▸ **WHAT IS ASKED**:
Output, word for word, the line that contains "What data populates" and all lines following it to the end of the listing. Drop the pictures.

▸ **RECORDS SUPPLIED**:
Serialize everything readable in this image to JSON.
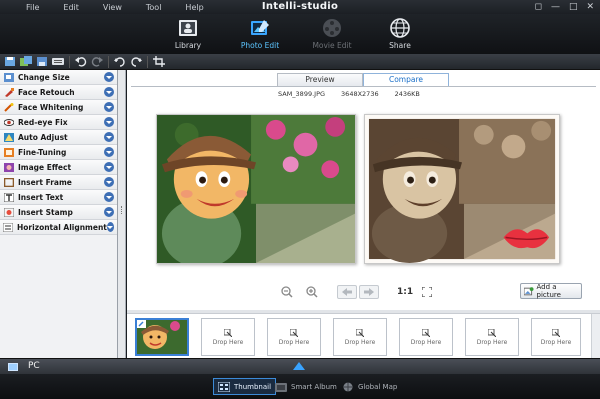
{
  "window": {
    "title": "Intelli-studio",
    "menu": [
      "File",
      "Edit",
      "View",
      "Tool",
      "Help"
    ],
    "controls": [
      "restore-icon",
      "minimize-icon",
      "maximize-icon",
      "close-icon"
    ]
  },
  "modes": [
    {
      "label": "Library",
      "icon": "library-icon",
      "state": "normal"
    },
    {
      "label": "Photo Edit",
      "icon": "photo-edit-icon",
      "state": "active"
    },
    {
      "label": "Movie Edit",
      "icon": "movie-edit-icon",
      "state": "disabled"
    },
    {
      "label": "Share",
      "icon": "share-globe-icon",
      "state": "normal"
    }
  ],
  "toolbar": {
    "icons": [
      "save-icon",
      "save-all-icon",
      "save-as-icon",
      "keyboard-icon",
      "undo-icon",
      "redo-icon",
      "rotate-left-icon",
      "rotate-right-icon",
      "crop-icon"
    ]
  },
  "edit_panel": {
    "items": [
      {
        "label": "Change Size",
        "icon": "resize-icon"
      },
      {
        "label": "Face Retouch",
        "icon": "brush-icon"
      },
      {
        "label": "Face Whitening",
        "icon": "wand-icon"
      },
      {
        "label": "Red-eye Fix",
        "icon": "eye-icon"
      },
      {
        "label": "Auto Adjust",
        "icon": "auto-adjust-icon"
      },
      {
        "label": "Fine-Tuning",
        "icon": "fine-tuning-icon"
      },
      {
        "label": "Image Effect",
        "icon": "image-effect-icon"
      },
      {
        "label": "Insert Frame",
        "icon": "frame-icon"
      },
      {
        "label": "Insert Text",
        "icon": "text-icon"
      },
      {
        "label": "Insert Stamp",
        "icon": "stamp-icon"
      },
      {
        "label": "Horizontal Alignment",
        "icon": "alignment-icon"
      }
    ]
  },
  "view": {
    "tabs": [
      {
        "label": "Preview",
        "active": false
      },
      {
        "label": "Compare",
        "active": true
      }
    ],
    "file": {
      "name": "SAM_3899.JPG",
      "dimensions": "3648X2736",
      "size": "2436KB"
    },
    "zoom_ratio": "1:1",
    "add_picture": "Add a picture"
  },
  "strip": {
    "drop_label": "Drop Here",
    "drop_count": 7
  },
  "source": {
    "label": "PC"
  },
  "views": [
    {
      "label": "Thumbnail",
      "icon": "thumbnail-icon",
      "active": true
    },
    {
      "label": "Smart Album",
      "icon": "smart-album-icon",
      "active": false
    },
    {
      "label": "Global Map",
      "icon": "globe-icon",
      "active": false
    }
  ],
  "colors": {
    "accent": "#3a8fdc",
    "active_mode": "#5cc5ff",
    "chevron": "#3e6fb5"
  }
}
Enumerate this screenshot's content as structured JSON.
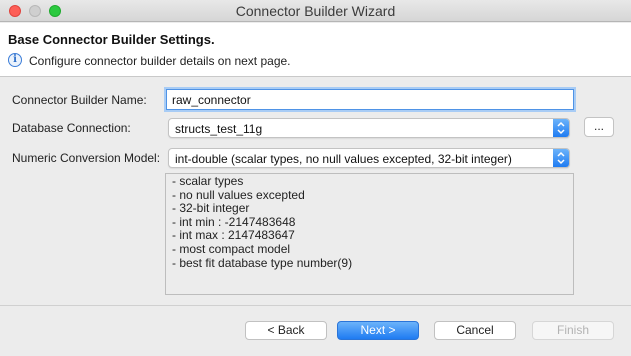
{
  "window": {
    "title": "Connector Builder Wizard"
  },
  "banner": {
    "title": "Base Connector Builder Settings.",
    "message": "Configure connector builder details on next page."
  },
  "form": {
    "name_label": "Connector Builder Name:",
    "name_value": "raw_connector",
    "db_label": "Database Connection:",
    "db_value": "structs_test_11g",
    "browse_label": "...",
    "numeric_label": "Numeric Conversion Model:",
    "numeric_value": "int-double (scalar types, no null values excepted, 32-bit integer)"
  },
  "details": {
    "lines": [
      "- scalar types",
      "- no null values excepted",
      "- 32-bit integer",
      "- int min : -2147483648",
      "- int max : 2147483647",
      "- most compact model",
      "- best fit database type number(9)"
    ]
  },
  "buttons": {
    "back": "< Back",
    "next": "Next >",
    "cancel": "Cancel",
    "finish": "Finish"
  },
  "icons": {
    "info": "info-icon",
    "dropdown": "chevron-updown-icon"
  },
  "colors": {
    "accent": "#1f7bf2",
    "focus_ring": "#a8ccf5"
  }
}
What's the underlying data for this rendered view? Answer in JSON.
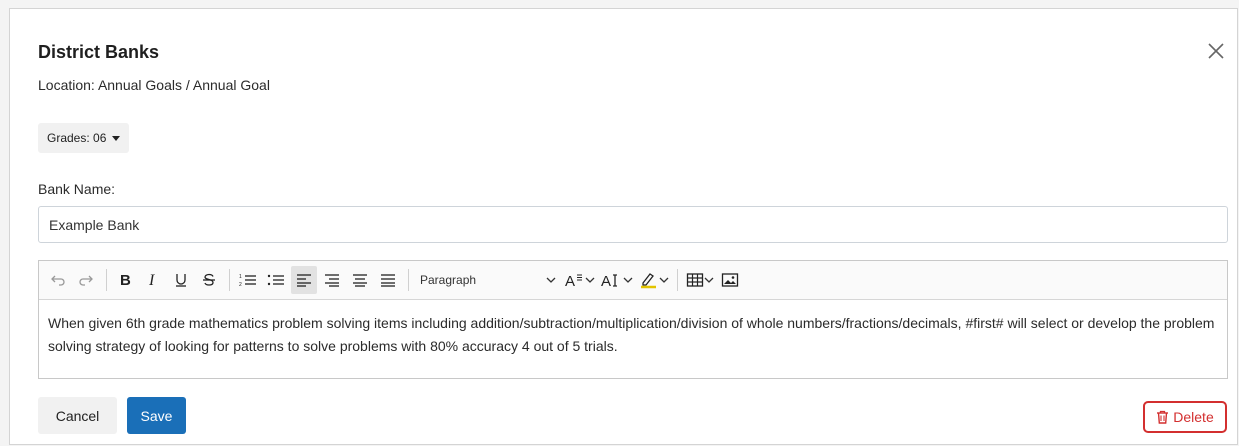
{
  "dialog": {
    "title": "District Banks",
    "location": "Location: Annual Goals / Annual Goal"
  },
  "grades": {
    "label": "Grades: 06"
  },
  "bank": {
    "label": "Bank Name:",
    "value": "Example Bank"
  },
  "editor": {
    "block_format": "Paragraph",
    "content": "When given 6th grade mathematics problem solving items including addition/subtraction/multiplication/division of whole numbers/fractions/decimals, #first# will select or develop the problem solving strategy of looking for patterns to solve problems with 80% accuracy 4 out of 5 trials.",
    "toolbar_icons": [
      "undo-icon",
      "redo-icon",
      "bold-icon",
      "italic-icon",
      "underline-icon",
      "strikethrough-icon",
      "numbered-list-icon",
      "bulleted-list-icon",
      "align-left-icon",
      "align-center-icon",
      "align-right-icon",
      "justify-icon",
      "font-size-icon",
      "text-case-icon",
      "highlight-icon",
      "table-icon",
      "image-icon"
    ]
  },
  "actions": {
    "cancel": "Cancel",
    "save": "Save",
    "delete": "Delete"
  },
  "colors": {
    "primary": "#1a6fb8",
    "danger": "#d32f2f"
  }
}
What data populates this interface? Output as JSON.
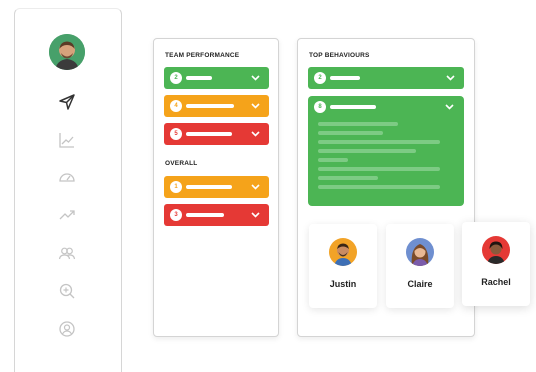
{
  "sidebar": {
    "icons": [
      "send-icon",
      "trend-chart-icon",
      "speedometer-icon",
      "trending-up-icon",
      "users-icon",
      "search-plus-icon",
      "user-circle-icon"
    ]
  },
  "team_performance": {
    "title": "TEAM PERFORMANCE",
    "rows": [
      {
        "number": "2",
        "color": "#4cb554"
      },
      {
        "number": "4",
        "color": "#f5a31a"
      },
      {
        "number": "5",
        "color": "#e53935"
      }
    ]
  },
  "overall": {
    "title": "OVERALL",
    "rows": [
      {
        "number": "1",
        "color": "#f5a31a"
      },
      {
        "number": "3",
        "color": "#e53935"
      }
    ]
  },
  "top_behaviours": {
    "title": "TOP BEHAVIOURS",
    "rows": [
      {
        "number": "2",
        "color": "#4cb554"
      },
      {
        "number": "8",
        "color": "#4cb554"
      }
    ]
  },
  "people": [
    {
      "name": "Justin"
    },
    {
      "name": "Claire"
    },
    {
      "name": "Rachel"
    }
  ],
  "colors": {
    "green": "#4cb554",
    "orange": "#f5a31a",
    "red": "#e53935"
  }
}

▸ **EXPECTED OUTPUT**:
What data populates this interface? Output as JSON.
{
  "sidebar": {
    "icons": [
      "send-icon",
      "trend-chart-icon",
      "speedometer-icon",
      "trending-up-icon",
      "users-icon",
      "search-plus-icon",
      "user-circle-icon"
    ]
  },
  "team_performance": {
    "title": "TEAM PERFORMANCE",
    "rows": [
      {
        "number": "2",
        "color": "#4cb554"
      },
      {
        "number": "4",
        "color": "#f5a31a"
      },
      {
        "number": "5",
        "color": "#e53935"
      }
    ]
  },
  "overall": {
    "title": "OVERALL",
    "rows": [
      {
        "number": "1",
        "color": "#f5a31a"
      },
      {
        "number": "3",
        "color": "#e53935"
      }
    ]
  },
  "top_behaviours": {
    "title": "TOP BEHAVIOURS",
    "rows": [
      {
        "number": "2",
        "color": "#4cb554"
      },
      {
        "number": "8",
        "color": "#4cb554"
      }
    ]
  },
  "people": [
    {
      "name": "Justin"
    },
    {
      "name": "Claire"
    },
    {
      "name": "Rachel"
    }
  ],
  "colors": {
    "green": "#4cb554",
    "orange": "#f5a31a",
    "red": "#e53935"
  }
}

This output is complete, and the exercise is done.